◆ **Data lines**:
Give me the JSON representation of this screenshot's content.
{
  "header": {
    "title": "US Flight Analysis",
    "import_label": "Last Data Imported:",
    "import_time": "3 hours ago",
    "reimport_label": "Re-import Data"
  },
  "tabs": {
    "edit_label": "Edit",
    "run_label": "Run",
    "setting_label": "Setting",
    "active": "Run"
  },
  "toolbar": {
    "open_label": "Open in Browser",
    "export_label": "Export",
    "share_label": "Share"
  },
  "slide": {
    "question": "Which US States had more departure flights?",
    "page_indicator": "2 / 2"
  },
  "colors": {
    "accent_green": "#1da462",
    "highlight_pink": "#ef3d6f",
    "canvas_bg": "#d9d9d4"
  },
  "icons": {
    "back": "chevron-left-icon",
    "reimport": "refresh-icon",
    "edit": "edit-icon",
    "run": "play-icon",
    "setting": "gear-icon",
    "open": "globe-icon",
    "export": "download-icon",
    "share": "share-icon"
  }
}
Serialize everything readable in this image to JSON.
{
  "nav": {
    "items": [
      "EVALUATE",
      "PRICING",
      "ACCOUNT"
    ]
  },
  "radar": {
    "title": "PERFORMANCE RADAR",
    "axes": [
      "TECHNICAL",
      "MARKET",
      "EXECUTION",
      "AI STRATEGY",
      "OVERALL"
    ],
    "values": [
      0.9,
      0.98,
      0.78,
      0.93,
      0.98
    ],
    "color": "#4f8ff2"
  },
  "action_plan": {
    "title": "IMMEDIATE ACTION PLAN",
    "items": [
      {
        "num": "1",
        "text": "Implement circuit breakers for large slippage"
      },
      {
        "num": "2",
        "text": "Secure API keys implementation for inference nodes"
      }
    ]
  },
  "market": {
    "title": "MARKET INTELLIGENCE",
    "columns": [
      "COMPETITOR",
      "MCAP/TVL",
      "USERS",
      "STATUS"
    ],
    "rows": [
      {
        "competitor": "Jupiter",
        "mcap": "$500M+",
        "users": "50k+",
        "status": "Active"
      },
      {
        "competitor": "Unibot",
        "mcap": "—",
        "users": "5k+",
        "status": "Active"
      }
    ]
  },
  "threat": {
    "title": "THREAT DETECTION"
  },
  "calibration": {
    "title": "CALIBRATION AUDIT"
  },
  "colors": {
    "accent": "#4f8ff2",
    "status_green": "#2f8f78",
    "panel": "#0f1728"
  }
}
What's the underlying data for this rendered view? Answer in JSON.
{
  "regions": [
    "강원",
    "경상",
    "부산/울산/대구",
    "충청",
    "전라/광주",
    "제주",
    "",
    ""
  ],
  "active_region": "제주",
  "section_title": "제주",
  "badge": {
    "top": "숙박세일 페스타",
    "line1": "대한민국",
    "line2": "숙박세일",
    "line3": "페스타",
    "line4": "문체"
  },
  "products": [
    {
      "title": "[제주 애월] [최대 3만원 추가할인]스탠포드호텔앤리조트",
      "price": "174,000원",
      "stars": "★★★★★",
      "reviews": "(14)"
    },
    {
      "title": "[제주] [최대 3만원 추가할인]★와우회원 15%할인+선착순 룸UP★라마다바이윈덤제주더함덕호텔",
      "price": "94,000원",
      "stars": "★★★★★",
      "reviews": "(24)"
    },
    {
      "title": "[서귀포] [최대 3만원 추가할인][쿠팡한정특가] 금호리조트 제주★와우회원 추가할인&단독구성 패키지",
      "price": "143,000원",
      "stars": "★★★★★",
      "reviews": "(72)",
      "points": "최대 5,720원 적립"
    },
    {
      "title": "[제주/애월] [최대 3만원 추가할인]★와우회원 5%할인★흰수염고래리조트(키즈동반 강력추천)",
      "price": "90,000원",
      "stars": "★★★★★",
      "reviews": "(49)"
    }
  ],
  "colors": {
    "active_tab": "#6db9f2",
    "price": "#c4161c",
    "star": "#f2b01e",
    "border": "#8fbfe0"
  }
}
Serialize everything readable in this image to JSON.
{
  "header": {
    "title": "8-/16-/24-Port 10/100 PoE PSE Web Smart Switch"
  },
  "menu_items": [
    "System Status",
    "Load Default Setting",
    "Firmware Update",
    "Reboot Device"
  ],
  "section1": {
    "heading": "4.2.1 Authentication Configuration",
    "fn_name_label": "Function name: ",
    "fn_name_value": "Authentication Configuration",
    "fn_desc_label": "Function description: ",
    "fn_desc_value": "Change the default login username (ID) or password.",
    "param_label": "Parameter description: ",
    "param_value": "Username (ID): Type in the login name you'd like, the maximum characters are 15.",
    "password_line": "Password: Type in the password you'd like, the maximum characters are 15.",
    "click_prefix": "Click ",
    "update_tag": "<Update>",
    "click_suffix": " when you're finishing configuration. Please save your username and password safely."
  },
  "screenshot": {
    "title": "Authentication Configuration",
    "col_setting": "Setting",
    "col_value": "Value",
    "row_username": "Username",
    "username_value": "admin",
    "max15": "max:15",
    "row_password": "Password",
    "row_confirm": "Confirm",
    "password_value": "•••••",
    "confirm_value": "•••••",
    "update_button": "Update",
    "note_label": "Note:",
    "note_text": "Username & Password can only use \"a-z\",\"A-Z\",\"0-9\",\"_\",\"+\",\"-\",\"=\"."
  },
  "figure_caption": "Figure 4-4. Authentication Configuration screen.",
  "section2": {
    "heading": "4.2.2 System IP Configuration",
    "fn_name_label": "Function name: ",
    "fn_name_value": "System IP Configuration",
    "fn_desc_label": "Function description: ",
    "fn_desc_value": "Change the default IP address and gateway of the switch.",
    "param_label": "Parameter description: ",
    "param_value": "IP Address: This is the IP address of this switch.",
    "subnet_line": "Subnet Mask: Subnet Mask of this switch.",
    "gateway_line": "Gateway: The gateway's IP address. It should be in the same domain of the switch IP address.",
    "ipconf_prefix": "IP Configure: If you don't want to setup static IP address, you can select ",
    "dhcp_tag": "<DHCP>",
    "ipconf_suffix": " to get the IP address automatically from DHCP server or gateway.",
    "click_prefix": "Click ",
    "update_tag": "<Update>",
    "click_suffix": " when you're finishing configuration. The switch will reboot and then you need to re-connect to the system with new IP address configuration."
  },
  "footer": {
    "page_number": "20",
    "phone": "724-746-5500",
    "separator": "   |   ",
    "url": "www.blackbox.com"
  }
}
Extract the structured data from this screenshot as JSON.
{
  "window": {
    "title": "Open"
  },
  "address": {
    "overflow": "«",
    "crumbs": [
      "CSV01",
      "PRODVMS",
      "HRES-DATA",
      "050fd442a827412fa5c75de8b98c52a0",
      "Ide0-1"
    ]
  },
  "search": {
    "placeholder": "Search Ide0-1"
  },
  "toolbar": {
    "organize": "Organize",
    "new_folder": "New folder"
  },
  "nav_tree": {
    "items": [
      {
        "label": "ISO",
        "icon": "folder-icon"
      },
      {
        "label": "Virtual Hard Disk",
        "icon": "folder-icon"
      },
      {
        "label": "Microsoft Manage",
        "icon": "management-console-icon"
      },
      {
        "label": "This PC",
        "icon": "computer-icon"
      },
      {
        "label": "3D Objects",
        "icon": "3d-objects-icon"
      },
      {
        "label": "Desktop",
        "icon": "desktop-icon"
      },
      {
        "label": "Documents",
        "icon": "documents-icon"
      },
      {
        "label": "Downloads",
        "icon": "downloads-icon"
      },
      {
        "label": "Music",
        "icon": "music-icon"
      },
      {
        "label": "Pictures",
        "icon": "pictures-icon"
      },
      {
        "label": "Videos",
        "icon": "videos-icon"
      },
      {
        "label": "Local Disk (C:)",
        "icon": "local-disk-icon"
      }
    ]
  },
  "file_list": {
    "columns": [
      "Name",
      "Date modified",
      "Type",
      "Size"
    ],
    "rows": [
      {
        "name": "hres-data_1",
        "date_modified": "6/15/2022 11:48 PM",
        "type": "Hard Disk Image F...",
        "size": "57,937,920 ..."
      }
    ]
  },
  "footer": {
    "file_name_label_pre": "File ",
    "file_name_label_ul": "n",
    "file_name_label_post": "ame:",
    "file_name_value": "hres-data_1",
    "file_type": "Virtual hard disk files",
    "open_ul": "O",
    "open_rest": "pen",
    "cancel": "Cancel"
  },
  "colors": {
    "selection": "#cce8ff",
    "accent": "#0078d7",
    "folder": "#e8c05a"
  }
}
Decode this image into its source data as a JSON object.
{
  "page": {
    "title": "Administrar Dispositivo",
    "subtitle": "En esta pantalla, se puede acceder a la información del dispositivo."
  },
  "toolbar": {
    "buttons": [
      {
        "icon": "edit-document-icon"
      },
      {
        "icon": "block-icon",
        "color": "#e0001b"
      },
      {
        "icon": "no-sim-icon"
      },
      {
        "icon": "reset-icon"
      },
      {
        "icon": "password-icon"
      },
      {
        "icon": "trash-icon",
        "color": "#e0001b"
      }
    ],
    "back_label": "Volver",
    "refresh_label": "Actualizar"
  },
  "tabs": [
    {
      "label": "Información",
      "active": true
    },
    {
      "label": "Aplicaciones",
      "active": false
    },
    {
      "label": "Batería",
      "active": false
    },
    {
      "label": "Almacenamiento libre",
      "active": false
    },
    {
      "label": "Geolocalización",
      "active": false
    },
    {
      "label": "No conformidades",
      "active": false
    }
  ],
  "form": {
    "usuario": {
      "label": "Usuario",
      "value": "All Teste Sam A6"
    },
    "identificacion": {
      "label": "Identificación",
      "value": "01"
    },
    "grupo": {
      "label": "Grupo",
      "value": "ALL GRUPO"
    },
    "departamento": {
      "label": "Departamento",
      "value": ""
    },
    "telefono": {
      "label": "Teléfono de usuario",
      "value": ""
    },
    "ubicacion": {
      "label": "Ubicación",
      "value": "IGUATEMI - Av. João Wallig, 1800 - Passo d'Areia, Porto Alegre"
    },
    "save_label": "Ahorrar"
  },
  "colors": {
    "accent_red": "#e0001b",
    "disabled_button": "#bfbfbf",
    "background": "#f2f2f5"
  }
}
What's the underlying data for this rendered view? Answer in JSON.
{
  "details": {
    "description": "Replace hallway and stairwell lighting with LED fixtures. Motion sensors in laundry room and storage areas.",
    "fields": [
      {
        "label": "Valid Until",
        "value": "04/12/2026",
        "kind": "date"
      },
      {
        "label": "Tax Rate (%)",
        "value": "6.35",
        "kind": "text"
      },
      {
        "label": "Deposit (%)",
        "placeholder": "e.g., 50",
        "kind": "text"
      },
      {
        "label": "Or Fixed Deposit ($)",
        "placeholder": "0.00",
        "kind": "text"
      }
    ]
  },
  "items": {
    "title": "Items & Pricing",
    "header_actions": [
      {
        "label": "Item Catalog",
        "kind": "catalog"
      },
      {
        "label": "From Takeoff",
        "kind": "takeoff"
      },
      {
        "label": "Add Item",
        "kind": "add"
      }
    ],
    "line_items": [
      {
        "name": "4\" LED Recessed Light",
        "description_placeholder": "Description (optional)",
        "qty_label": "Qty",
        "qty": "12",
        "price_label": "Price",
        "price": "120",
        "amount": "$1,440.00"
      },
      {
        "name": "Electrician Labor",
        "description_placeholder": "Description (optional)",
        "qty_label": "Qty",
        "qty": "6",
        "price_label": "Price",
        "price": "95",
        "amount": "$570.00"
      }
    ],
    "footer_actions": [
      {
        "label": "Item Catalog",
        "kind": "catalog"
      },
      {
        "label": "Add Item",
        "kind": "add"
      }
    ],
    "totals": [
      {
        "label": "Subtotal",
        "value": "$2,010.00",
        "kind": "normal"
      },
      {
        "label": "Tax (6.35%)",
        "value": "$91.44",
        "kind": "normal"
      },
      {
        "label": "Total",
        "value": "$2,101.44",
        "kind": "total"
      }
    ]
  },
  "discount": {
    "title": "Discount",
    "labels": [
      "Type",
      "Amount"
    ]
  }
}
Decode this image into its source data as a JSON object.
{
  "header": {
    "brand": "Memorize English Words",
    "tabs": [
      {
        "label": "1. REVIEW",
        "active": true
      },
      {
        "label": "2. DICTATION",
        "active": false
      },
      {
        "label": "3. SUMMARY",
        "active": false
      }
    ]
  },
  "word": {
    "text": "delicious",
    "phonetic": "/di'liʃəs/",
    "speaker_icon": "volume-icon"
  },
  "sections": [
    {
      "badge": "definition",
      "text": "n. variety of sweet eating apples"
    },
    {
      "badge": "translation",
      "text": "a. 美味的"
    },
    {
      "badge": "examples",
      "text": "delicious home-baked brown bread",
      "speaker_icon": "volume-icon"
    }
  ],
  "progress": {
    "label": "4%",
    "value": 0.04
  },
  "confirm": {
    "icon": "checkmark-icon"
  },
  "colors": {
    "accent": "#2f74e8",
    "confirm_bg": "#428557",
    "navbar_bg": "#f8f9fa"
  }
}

◆ **Your objective**: From the records above, pull out each line that has "screenshot".

◆ **Exercise output**:
Give me the JSON representation of this screenshot's content.
  "screenshot": {
Extract the structured data from this screenshot as JSON.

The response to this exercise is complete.